━━━ Given information ━━━

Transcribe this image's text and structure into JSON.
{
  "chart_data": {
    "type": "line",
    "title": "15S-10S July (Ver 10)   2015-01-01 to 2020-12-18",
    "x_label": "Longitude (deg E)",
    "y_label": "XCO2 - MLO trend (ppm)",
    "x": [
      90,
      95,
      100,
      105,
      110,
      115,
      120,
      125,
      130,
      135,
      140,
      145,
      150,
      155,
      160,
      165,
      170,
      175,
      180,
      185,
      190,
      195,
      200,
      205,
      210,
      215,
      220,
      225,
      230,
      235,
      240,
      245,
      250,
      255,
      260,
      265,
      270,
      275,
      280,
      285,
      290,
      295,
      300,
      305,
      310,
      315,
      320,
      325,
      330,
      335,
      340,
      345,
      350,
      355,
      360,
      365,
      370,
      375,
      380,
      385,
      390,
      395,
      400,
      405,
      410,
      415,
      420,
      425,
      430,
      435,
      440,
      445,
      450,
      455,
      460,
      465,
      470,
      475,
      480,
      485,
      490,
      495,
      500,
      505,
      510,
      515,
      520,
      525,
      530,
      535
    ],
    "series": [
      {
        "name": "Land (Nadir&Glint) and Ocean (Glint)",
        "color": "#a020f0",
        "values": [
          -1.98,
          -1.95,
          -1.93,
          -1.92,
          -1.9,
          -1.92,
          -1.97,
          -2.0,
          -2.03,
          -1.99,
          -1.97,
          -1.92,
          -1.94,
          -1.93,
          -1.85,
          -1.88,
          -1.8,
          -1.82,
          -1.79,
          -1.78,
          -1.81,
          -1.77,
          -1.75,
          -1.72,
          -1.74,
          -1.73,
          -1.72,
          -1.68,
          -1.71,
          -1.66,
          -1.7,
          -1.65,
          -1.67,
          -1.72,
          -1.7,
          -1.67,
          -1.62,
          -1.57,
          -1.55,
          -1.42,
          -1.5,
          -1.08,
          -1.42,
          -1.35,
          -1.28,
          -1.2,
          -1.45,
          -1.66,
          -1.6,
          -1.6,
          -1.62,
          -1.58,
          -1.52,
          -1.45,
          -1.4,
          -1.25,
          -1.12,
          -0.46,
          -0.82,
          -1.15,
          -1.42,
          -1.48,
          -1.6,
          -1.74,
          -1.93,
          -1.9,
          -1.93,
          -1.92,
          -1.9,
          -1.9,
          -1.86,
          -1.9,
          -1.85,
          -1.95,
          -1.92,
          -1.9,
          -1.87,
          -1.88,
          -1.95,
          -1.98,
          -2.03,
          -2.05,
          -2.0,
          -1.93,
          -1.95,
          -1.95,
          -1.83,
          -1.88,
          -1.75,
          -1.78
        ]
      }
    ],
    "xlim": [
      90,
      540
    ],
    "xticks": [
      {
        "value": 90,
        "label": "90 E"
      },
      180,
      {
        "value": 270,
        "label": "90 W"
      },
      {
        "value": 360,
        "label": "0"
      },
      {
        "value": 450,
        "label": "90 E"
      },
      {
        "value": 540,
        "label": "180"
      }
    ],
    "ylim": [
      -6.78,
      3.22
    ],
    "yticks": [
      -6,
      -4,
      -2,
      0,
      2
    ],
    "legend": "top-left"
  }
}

━━━

Give the listing above again, word for word.

Transcribe this image's text and structure into JSON.
{
  "chart_data": {
    "type": "line",
    "title": "15S-10S July (Ver 10)   2015-01-01 to 2020-12-18",
    "x_label": "Longitude (deg E)",
    "y_label": "XCO2 - MLO trend (ppm)",
    "x": [
      90,
      95,
      100,
      105,
      110,
      115,
      120,
      125,
      130,
      135,
      140,
      145,
      150,
      155,
      160,
      165,
      170,
      175,
      180,
      185,
      190,
      195,
      200,
      205,
      210,
      215,
      220,
      225,
      230,
      235,
      240,
      245,
      250,
      255,
      260,
      265,
      270,
      275,
      280,
      285,
      290,
      295,
      300,
      305,
      310,
      315,
      320,
      325,
      330,
      335,
      340,
      345,
      350,
      355,
      360,
      365,
      370,
      375,
      380,
      385,
      390,
      395,
      400,
      405,
      410,
      415,
      420,
      425,
      430,
      435,
      440,
      445,
      450,
      455,
      460,
      465,
      470,
      475,
      480,
      485,
      490,
      495,
      500,
      505,
      510,
      515,
      520,
      525,
      530,
      535
    ],
    "series": [
      {
        "name": "Land (Nadir&Glint) and Ocean (Glint)",
        "color": "#a020f0",
        "values": [
          -1.98,
          -1.95,
          -1.93,
          -1.92,
          -1.9,
          -1.92,
          -1.97,
          -2.0,
          -2.03,
          -1.99,
          -1.97,
          -1.92,
          -1.94,
          -1.93,
          -1.85,
          -1.88,
          -1.8,
          -1.82,
          -1.79,
          -1.78,
          -1.81,
          -1.77,
          -1.75,
          -1.72,
          -1.74,
          -1.73,
          -1.72,
          -1.68,
          -1.71,
          -1.66,
          -1.7,
          -1.65,
          -1.67,
          -1.72,
          -1.7,
          -1.67,
          -1.62,
          -1.57,
          -1.55,
          -1.42,
          -1.5,
          -1.08,
          -1.42,
          -1.35,
          -1.28,
          -1.2,
          -1.45,
          -1.66,
          -1.6,
          -1.6,
          -1.62,
          -1.58,
          -1.52,
          -1.45,
          -1.4,
          -1.25,
          -1.12,
          -0.46,
          -0.82,
          -1.15,
          -1.42,
          -1.48,
          -1.6,
          -1.74,
          -1.93,
          -1.9,
          -1.93,
          -1.92,
          -1.9,
          -1.9,
          -1.86,
          -1.9,
          -1.85,
          -1.95,
          -1.92,
          -1.9,
          -1.87,
          -1.88,
          -1.95,
          -1.98,
          -2.03,
          -2.05,
          -2.0,
          -1.93,
          -1.95,
          -1.95,
          -1.83,
          -1.88,
          -1.75,
          -1.78
        ]
      }
    ],
    "xlim": [
      90,
      540
    ],
    "xticks": [
      {
        "value": 90,
        "label": "90 E"
      },
      180,
      {
        "value": 270,
        "label": "90 W"
      },
      {
        "value": 360,
        "label": "0"
      },
      {
        "value": 450,
        "label": "90 E"
      },
      {
        "value": 540,
        "label": "180"
      }
    ],
    "ylim": [
      -6.78,
      3.22
    ],
    "yticks": [
      -6,
      -4,
      -2,
      0,
      2
    ],
    "legend": "top-left"
  }
}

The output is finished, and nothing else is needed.